- **Data supplied**
################

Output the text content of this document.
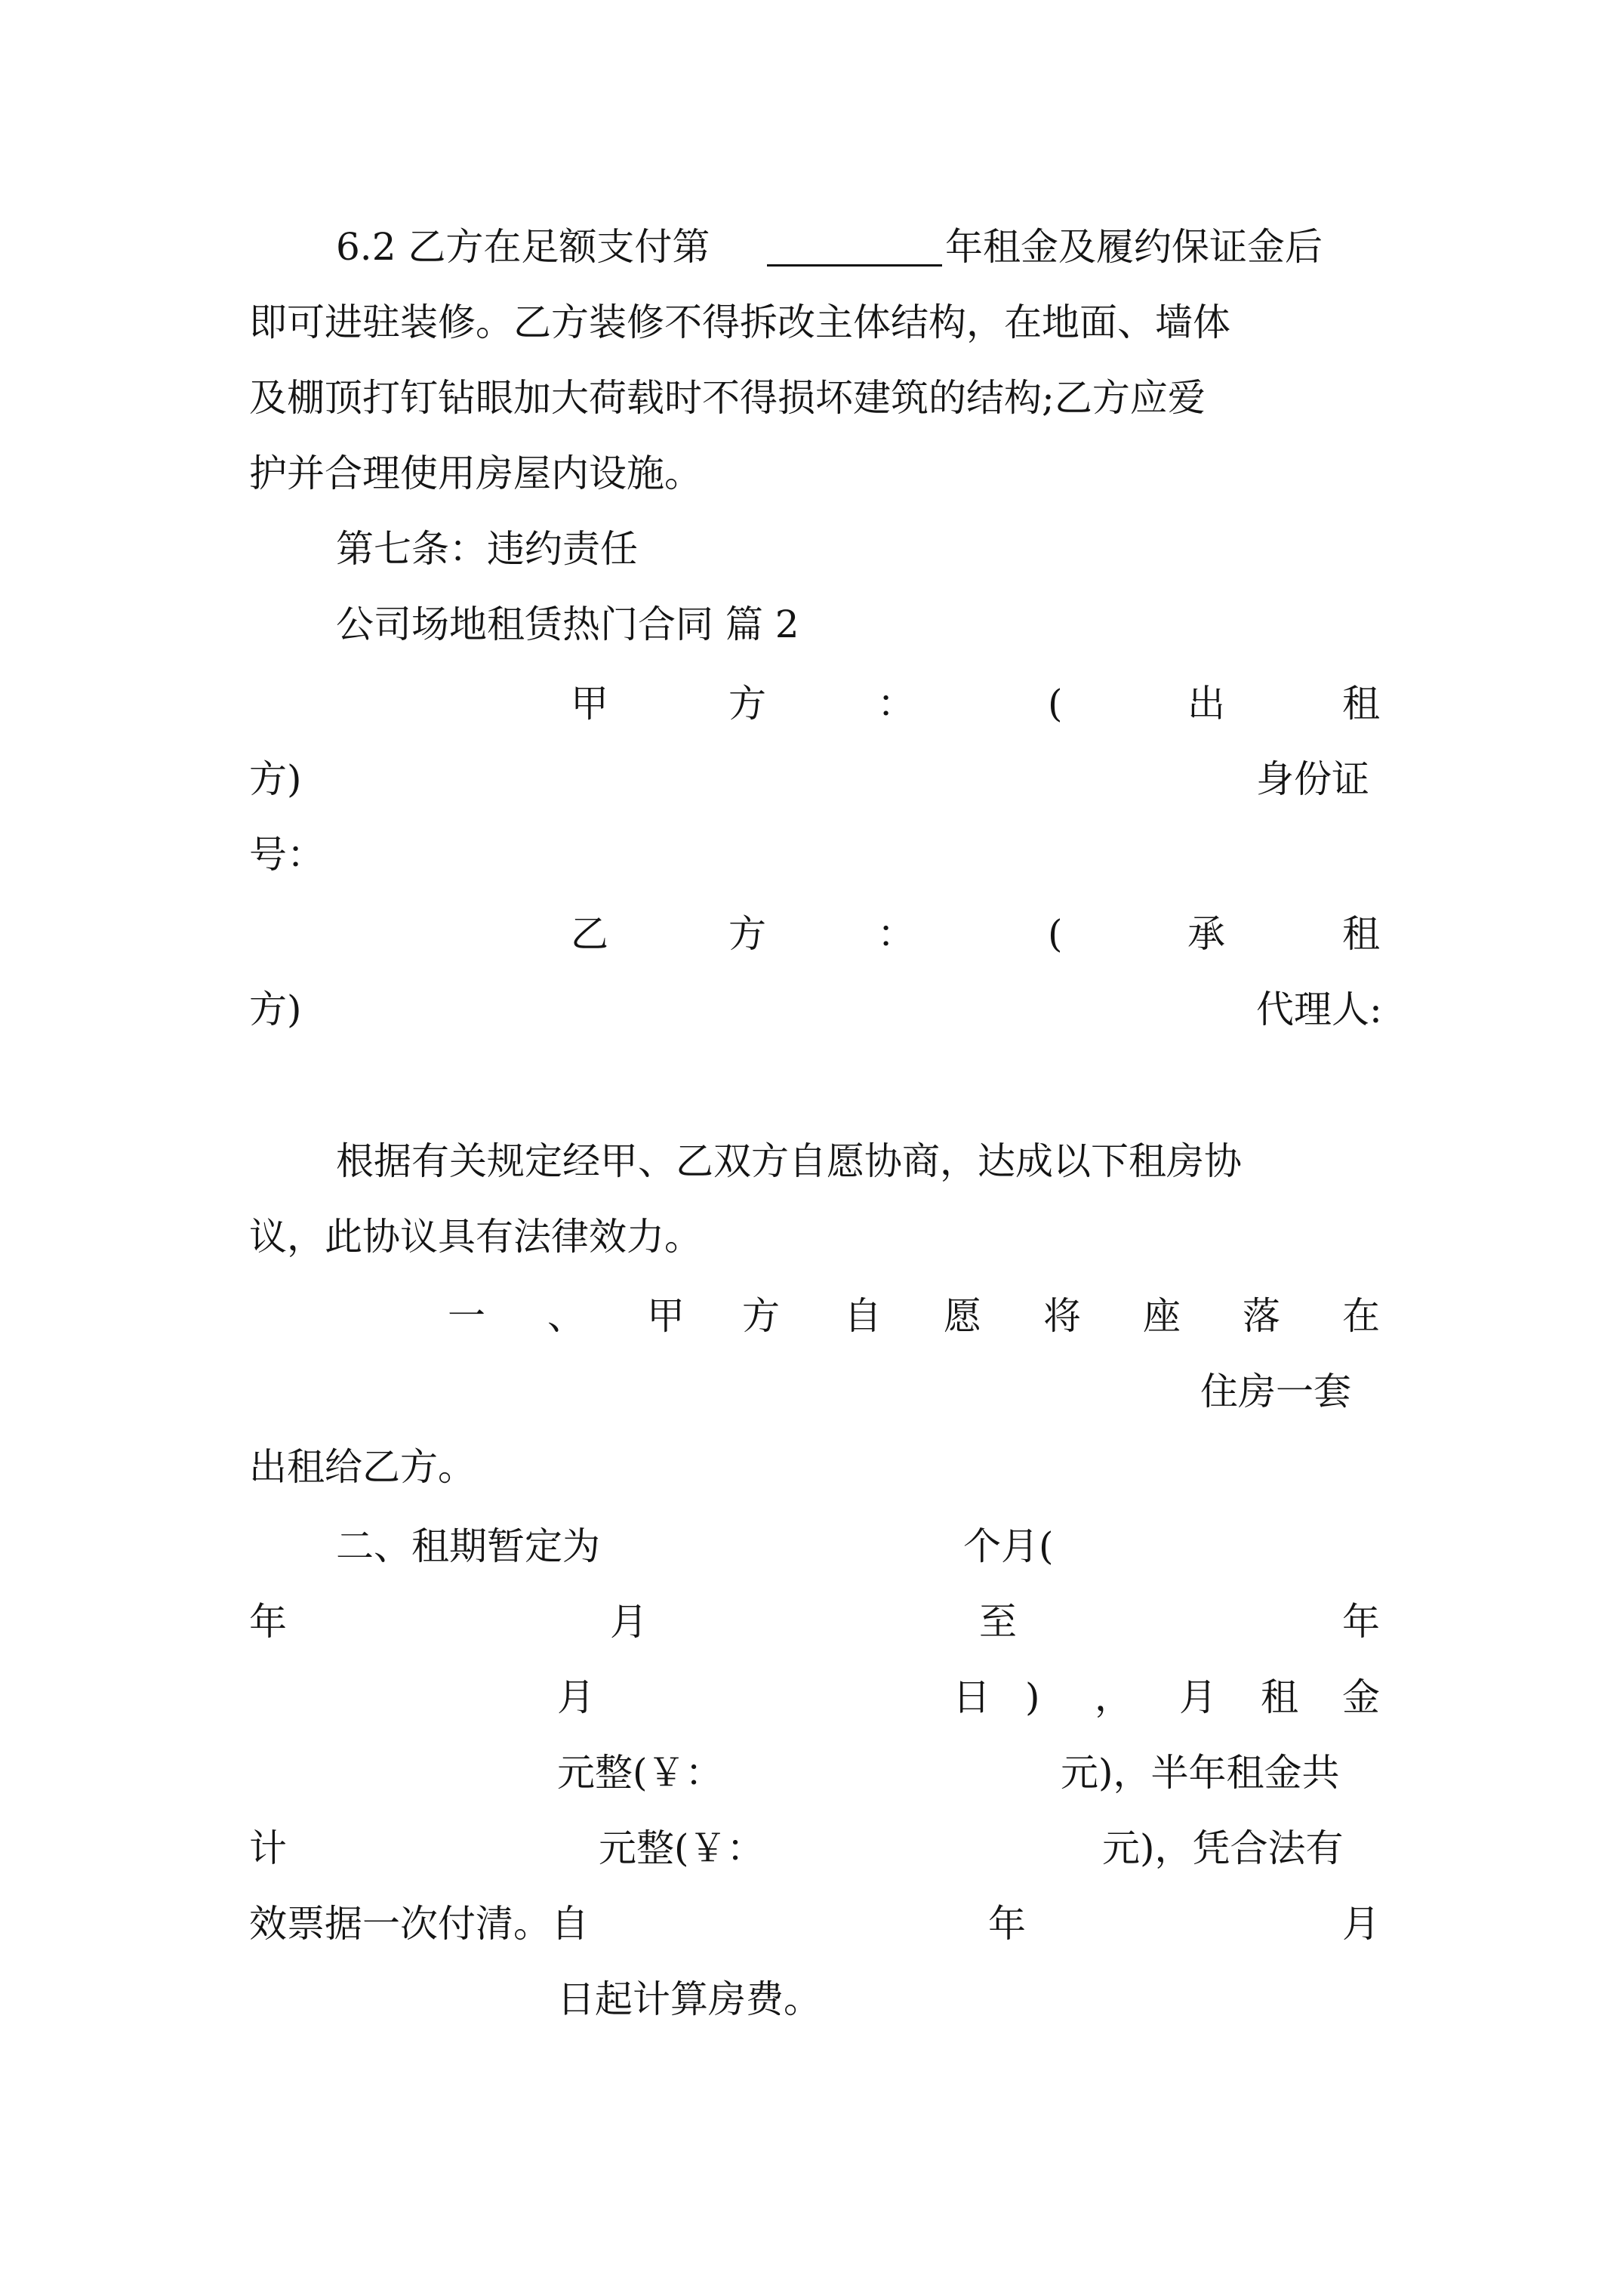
6.2 乙方在足额支付第	年租金及履约保证金后
即可进驻装修。乙方装修不得拆改主体结构，在地面、墙体
及棚顶打钉钻眼加大荷载时不得损坏建筑的结构;乙方应爱
护并合理使用房屋内设施。
第七条：违约责任
公司场地租赁热门合同 篇 2
甲	方	：	(	出	租
方)	身份证
号：
乙	方	：	(	承	租
方)	代理人:
根据有关规定经甲、乙双方自愿协商，达成以下租房协
议，此协议具有法律效力。
一 、 甲 方 自 愿 将 座 落 在
住房一套
出租给乙方。
二、租期暂定为	个月(
年	月	至	年
月	日 ) ， 月 租 金
元整(￥：	元)，半年租金共
计	元整(￥：	元)，凭合法有
效票据一次付清。自	年	月
日起计算房费。
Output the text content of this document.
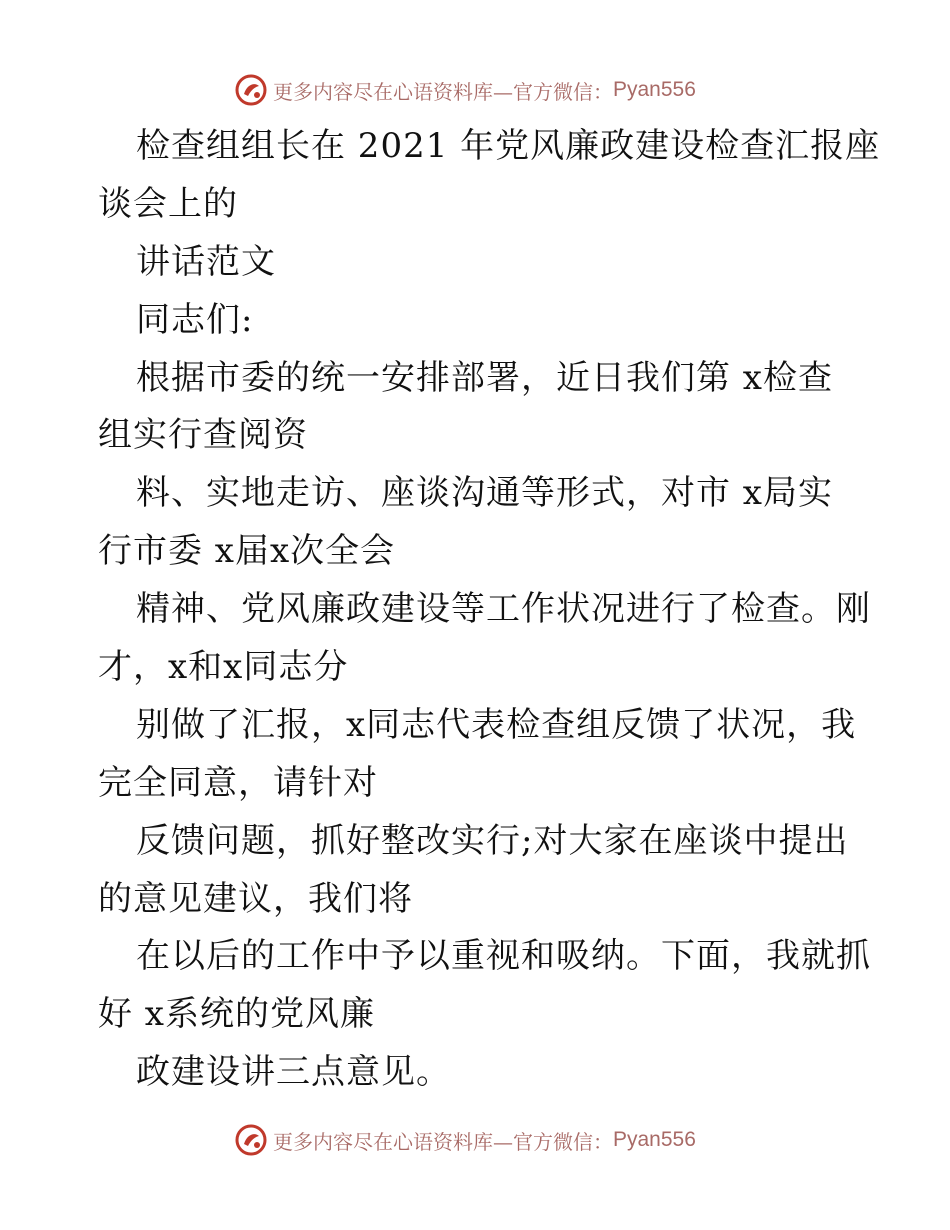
更多内容尽在心语资料库—官方微信： Pyan556
检查组组长在 2021 年党风廉政建设检查汇报座
谈会上的
讲话范文
同志们:
根据市委的统一安排部署，近日我们第 x检查
组实行查阅资
料、实地走访、座谈沟通等形式，对市 x局实
行市委 x届x次全会
精神、党风廉政建设等工作状况进行了检查。刚
才，x和x同志分
别做了汇报，x同志代表检查组反馈了状况，我
完全同意，请针对
反馈问题，抓好整改实行;对大家在座谈中提出
的意见建议，我们将
在以后的工作中予以重视和吸纳。下面，我就抓
好 x系统的党风廉
政建设讲三点意见。
更多内容尽在心语资料库—官方微信： Pyan556
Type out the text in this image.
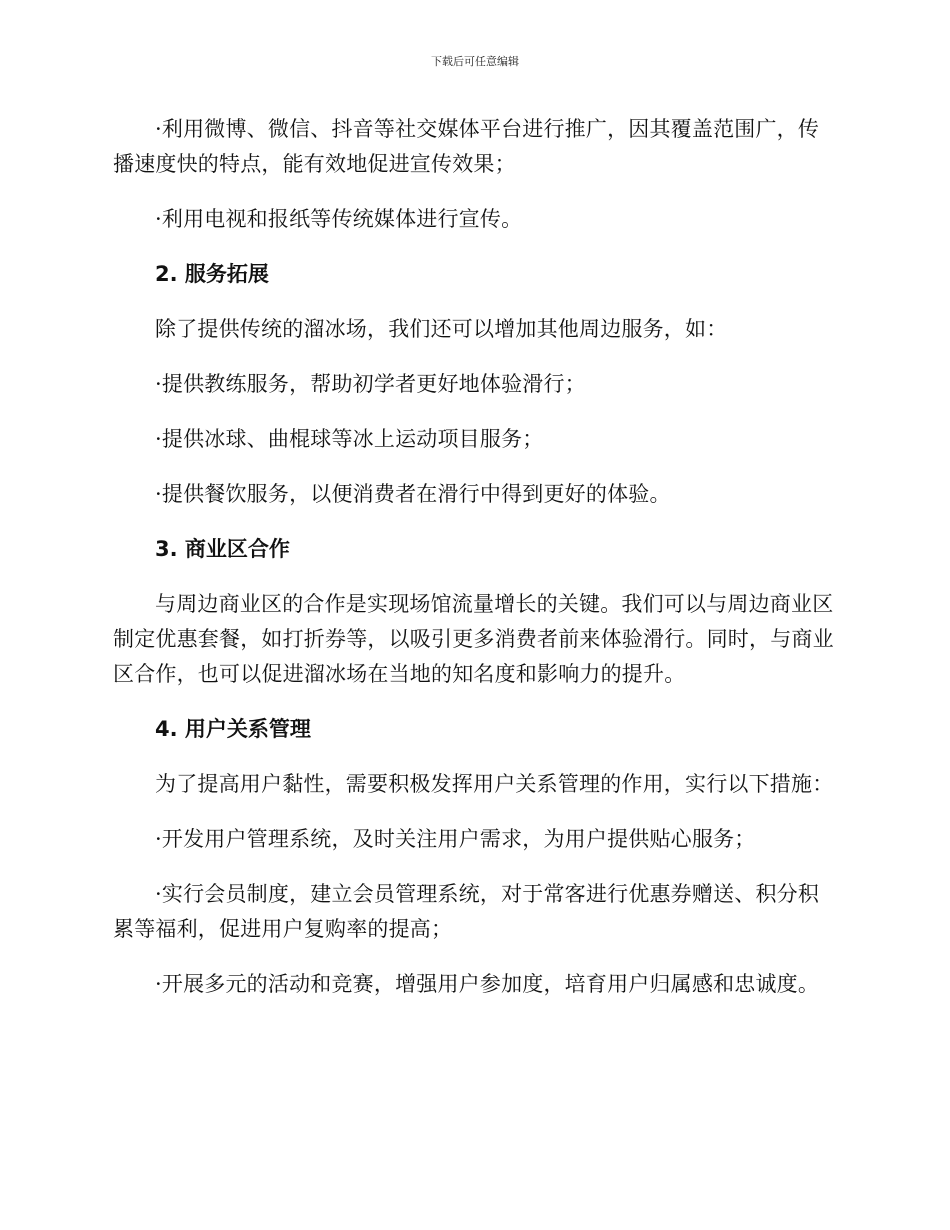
下载后可任意编辑

·利用微博、微信、抖音等社交媒体平台进行推广，因其覆盖范围广，传播速度快的特点，能有效地促进宣传效果；

·利用电视和报纸等传统媒体进行宣传。

2. 服务拓展

除了提供传统的溜冰场，我们还可以增加其他周边服务，如：

·提供教练服务，帮助初学者更好地体验滑行；

·提供冰球、曲棍球等冰上运动项目服务；

·提供餐饮服务，以便消费者在滑行中得到更好的体验。

3. 商业区合作

与周边商业区的合作是实现场馆流量增长的关键。我们可以与周边商业区制定优惠套餐，如打折券等，以吸引更多消费者前来体验滑行。同时，与商业区合作，也可以促进溜冰场在当地的知名度和影响力的提升。

4. 用户关系管理

为了提高用户黏性，需要积极发挥用户关系管理的作用，实行以下措施：

·开发用户管理系统，及时关注用户需求，为用户提供贴心服务；

·实行会员制度，建立会员管理系统，对于常客进行优惠券赠送、积分积累等福利，促进用户复购率的提高；

·开展多元的活动和竞赛，增强用户参加度，培育用户归属感和忠诚度。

################

- **Directions for this task**
Apart from the pictures, the entries above are to be repeated in full and exactly.

- **Correct response**
Output the text content of this document.
6.2 乙方在足额支付第	年租金及履约保证金后
即可进驻装修。乙方装修不得拆改主体结构，在地面、墙体
及棚顶打钉钻眼加大荷载时不得损坏建筑的结构;乙方应爱
护并合理使用房屋内设施。
第七条：违约责任
公司场地租赁热门合同 篇 2
甲	方	：	(	出	租
方)	身份证
号：
乙	方	：	(	承	租
方)	代理人:
根据有关规定经甲、乙双方自愿协商，达成以下租房协
议，此协议具有法律效力。
一 、 甲 方 自 愿 将 座 落 在
住房一套
出租给乙方。
二、租期暂定为	个月(
年	月	至	年
月	日 ) ， 月 租 金
元整(￥：	元)，半年租金共
计	元整(￥：	元)，凭合法有
效票据一次付清。自	年	月
日起计算房费。
Output the text content of this document.
更多内容尽在心语资料库—官方微信： Pyan556
检查组组长在 2021 年党风廉政建设检查汇报座
谈会上的
讲话范文
同志们:
根据市委的统一安排部署，近日我们第 x检查
组实行查阅资
料、实地走访、座谈沟通等形式，对市 x局实
行市委 x届x次全会
精神、党风廉政建设等工作状况进行了检查。刚
才，x和x同志分
别做了汇报，x同志代表检查组反馈了状况，我
完全同意，请针对
反馈问题，抓好整改实行;对大家在座谈中提出
的意见建议，我们将
在以后的工作中予以重视和吸纳。下面，我就抓
好 x系统的党风廉
政建设讲三点意见。
更多内容尽在心语资料库—官方微信： Pyan556
Type out the text in this image.
下载后可任意编辑

·利用微博、微信、抖音等社交媒体平台进行推广，因其覆盖范围广，传播速度快的特点，能有效地促进宣传效果；

·利用电视和报纸等传统媒体进行宣传。

2. 服务拓展

除了提供传统的溜冰场，我们还可以增加其他周边服务，如：

·提供教练服务，帮助初学者更好地体验滑行；

·提供冰球、曲棍球等冰上运动项目服务；

·提供餐饮服务，以便消费者在滑行中得到更好的体验。

3. 商业区合作

与周边商业区的合作是实现场馆流量增长的关键。我们可以与周边商业区制定优惠套餐，如打折券等，以吸引更多消费者前来体验滑行。同时，与商业区合作，也可以促进溜冰场在当地的知名度和影响力的提升。

4. 用户关系管理

为了提高用户黏性，需要积极发挥用户关系管理的作用，实行以下措施：

·开发用户管理系统，及时关注用户需求，为用户提供贴心服务；

·实行会员制度，建立会员管理系统，对于常客进行优惠券赠送、积分积累等福利，促进用户复购率的提高；

·开展多元的活动和竞赛，增强用户参加度，培育用户归属感和忠诚度。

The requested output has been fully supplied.